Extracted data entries
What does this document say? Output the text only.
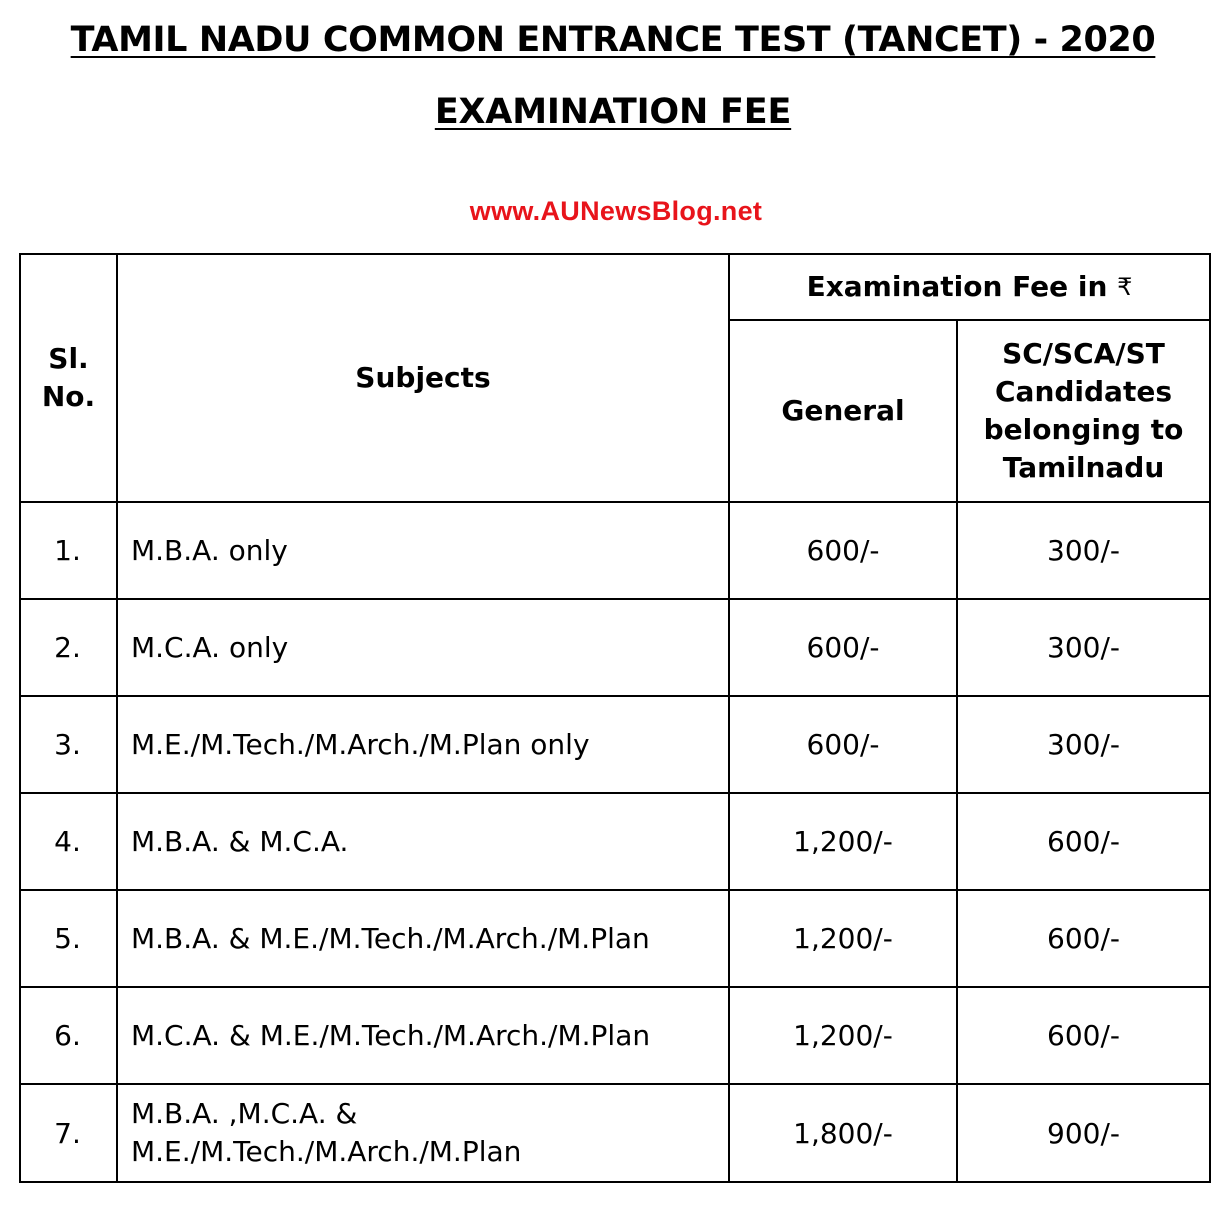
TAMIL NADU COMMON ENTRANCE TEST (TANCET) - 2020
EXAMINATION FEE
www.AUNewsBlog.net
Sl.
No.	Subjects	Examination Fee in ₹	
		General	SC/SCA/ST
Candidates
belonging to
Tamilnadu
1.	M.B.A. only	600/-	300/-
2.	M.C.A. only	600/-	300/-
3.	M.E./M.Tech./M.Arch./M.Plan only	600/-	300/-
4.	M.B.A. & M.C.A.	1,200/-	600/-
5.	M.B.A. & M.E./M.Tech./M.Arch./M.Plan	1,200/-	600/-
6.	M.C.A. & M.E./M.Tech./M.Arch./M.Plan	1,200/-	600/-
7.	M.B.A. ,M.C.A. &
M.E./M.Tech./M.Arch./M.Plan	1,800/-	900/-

* * *

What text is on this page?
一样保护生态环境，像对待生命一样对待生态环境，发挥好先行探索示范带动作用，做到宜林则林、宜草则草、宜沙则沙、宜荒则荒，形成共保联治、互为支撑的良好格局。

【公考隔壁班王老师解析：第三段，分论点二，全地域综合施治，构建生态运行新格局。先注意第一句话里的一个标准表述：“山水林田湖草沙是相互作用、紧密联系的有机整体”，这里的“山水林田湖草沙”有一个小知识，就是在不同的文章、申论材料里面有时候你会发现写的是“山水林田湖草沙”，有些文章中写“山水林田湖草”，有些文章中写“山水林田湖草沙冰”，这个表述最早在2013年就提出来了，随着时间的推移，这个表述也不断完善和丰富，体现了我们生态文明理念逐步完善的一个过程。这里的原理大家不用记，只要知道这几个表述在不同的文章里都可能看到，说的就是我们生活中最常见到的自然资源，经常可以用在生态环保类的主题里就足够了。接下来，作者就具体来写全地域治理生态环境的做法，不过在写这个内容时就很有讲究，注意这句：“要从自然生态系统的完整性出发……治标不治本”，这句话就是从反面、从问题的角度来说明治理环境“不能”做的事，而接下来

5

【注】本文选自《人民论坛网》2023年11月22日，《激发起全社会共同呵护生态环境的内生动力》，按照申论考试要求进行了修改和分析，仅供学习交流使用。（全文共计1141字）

What to do:
Say how many lines in the records hold "Plan", with the number as the whole reply.

Correct response:
4